-- Start of Exercise input --

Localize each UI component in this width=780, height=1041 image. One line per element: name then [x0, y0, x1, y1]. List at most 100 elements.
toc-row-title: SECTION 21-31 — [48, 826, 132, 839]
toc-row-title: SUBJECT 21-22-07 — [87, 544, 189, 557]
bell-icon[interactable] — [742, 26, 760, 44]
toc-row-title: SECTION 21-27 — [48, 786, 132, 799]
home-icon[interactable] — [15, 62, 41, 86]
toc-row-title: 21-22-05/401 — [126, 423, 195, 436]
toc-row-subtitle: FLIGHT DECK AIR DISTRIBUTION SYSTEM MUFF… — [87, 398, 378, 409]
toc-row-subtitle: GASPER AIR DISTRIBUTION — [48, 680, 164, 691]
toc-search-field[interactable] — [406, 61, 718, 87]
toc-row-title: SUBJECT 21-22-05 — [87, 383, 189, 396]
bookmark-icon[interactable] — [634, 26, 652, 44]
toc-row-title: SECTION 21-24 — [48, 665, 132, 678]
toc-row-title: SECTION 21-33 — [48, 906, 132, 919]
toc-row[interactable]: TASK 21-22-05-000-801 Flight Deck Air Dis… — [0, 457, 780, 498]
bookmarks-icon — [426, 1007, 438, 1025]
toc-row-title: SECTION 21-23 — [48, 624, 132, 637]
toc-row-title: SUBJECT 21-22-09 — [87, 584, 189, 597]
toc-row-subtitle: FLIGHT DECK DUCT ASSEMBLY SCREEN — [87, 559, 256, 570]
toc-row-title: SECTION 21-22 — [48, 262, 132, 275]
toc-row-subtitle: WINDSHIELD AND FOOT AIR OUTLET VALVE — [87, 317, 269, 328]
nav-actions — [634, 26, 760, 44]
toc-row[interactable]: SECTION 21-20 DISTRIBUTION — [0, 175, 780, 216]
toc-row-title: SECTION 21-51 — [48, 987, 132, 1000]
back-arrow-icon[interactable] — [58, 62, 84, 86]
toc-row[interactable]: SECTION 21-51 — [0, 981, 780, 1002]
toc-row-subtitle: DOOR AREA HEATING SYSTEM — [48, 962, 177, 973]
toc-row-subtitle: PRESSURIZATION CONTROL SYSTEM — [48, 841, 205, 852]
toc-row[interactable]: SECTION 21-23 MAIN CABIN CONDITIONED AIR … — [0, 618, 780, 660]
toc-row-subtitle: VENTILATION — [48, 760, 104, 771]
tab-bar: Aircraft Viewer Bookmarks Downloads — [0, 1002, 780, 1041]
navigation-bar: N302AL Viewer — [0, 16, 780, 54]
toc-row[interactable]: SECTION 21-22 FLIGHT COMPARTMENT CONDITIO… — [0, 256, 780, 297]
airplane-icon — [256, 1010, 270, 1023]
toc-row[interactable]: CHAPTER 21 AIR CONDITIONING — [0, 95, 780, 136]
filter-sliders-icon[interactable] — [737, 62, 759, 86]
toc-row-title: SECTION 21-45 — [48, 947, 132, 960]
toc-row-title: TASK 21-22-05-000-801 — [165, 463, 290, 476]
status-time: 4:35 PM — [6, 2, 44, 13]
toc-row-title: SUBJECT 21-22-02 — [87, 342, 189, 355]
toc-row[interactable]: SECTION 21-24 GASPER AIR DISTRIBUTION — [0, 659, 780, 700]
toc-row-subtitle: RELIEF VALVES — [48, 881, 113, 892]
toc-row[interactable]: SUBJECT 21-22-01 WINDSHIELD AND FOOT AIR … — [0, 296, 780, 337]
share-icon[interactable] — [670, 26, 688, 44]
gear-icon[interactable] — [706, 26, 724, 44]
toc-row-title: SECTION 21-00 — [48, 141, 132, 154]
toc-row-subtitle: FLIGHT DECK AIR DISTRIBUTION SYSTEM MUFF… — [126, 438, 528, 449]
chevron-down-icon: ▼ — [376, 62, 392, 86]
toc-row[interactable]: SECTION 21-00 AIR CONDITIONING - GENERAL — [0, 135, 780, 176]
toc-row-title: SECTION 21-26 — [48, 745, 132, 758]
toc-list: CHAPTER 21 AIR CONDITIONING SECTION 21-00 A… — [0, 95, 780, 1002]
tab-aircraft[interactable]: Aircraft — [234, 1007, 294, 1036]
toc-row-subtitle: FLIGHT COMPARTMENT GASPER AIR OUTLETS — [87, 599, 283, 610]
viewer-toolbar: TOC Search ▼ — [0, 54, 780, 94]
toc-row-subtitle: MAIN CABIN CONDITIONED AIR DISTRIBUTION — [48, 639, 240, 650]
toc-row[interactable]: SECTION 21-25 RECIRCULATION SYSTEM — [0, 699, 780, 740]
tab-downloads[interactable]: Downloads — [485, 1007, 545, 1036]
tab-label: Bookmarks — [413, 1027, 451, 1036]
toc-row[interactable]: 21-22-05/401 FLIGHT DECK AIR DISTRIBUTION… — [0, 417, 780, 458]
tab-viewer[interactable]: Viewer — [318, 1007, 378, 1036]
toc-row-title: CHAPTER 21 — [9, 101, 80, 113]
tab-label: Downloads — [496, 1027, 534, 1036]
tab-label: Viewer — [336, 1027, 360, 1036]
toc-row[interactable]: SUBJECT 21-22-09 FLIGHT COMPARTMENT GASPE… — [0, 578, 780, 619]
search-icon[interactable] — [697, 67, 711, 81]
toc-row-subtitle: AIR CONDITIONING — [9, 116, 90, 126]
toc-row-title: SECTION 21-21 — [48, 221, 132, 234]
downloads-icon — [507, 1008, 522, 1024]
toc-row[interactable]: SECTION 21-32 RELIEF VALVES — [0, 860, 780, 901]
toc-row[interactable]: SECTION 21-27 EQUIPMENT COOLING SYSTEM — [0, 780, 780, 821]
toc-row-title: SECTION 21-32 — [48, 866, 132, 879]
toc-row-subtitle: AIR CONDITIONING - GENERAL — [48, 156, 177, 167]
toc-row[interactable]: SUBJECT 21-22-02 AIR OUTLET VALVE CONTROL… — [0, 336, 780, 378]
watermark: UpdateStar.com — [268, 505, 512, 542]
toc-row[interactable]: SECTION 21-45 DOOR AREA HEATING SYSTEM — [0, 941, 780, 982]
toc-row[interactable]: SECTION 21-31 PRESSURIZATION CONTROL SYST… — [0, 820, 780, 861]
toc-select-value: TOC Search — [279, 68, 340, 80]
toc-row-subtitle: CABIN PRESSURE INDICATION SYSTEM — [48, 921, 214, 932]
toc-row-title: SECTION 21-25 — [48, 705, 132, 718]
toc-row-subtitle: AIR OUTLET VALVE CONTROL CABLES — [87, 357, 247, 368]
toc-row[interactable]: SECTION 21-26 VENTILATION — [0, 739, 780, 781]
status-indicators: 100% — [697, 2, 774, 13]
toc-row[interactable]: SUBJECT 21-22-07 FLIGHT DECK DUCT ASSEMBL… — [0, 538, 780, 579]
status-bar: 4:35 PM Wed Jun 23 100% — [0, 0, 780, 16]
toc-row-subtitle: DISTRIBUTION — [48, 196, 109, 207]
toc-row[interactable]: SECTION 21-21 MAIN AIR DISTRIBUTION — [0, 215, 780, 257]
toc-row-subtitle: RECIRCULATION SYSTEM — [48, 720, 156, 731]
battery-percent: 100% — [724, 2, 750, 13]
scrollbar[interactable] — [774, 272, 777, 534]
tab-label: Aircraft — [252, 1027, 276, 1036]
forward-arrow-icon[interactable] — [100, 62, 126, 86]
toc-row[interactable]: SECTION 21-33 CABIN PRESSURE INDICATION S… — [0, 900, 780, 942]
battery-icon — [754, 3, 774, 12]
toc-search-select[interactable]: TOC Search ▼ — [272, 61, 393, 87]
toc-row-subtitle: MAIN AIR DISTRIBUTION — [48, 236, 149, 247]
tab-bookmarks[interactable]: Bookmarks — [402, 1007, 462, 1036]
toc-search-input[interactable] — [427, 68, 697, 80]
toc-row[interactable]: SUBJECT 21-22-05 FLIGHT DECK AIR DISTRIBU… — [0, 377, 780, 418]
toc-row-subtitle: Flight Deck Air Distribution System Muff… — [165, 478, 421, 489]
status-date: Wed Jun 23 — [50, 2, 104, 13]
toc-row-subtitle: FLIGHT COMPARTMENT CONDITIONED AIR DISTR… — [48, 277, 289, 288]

-- End of Exercise input --

Update the listing from its first line through the line that contains "toc-row-title: SUBJECT 21-22-09", including both: replace "toc-search-field" with "toc-search-box" and leave everything else unchanged.

The answer:
Localize each UI component in this width=780, height=1041 image. One line per element: name then [x0, y0, x1, y1]. List at most 100 elements.
toc-row-title: SECTION 21-31 — [48, 826, 132, 839]
toc-row-title: SUBJECT 21-22-07 — [87, 544, 189, 557]
bell-icon[interactable] — [742, 26, 760, 44]
toc-row-title: SECTION 21-27 — [48, 786, 132, 799]
home-icon[interactable] — [15, 62, 41, 86]
toc-row-title: 21-22-05/401 — [126, 423, 195, 436]
toc-row-subtitle: FLIGHT DECK AIR DISTRIBUTION SYSTEM MUFF… — [87, 398, 378, 409]
toc-row-subtitle: GASPER AIR DISTRIBUTION — [48, 680, 164, 691]
toc-search-box[interactable] — [406, 61, 718, 87]
toc-row-title: SUBJECT 21-22-05 — [87, 383, 189, 396]
bookmark-icon[interactable] — [634, 26, 652, 44]
toc-row-title: SECTION 21-24 — [48, 665, 132, 678]
toc-row-title: SECTION 21-33 — [48, 906, 132, 919]
toc-row[interactable]: TASK 21-22-05-000-801 Flight Deck Air Dis… — [0, 457, 780, 498]
bookmarks-icon — [426, 1007, 438, 1025]
toc-row-title: SECTION 21-23 — [48, 624, 132, 637]
toc-row-title: SUBJECT 21-22-09 — [87, 584, 189, 597]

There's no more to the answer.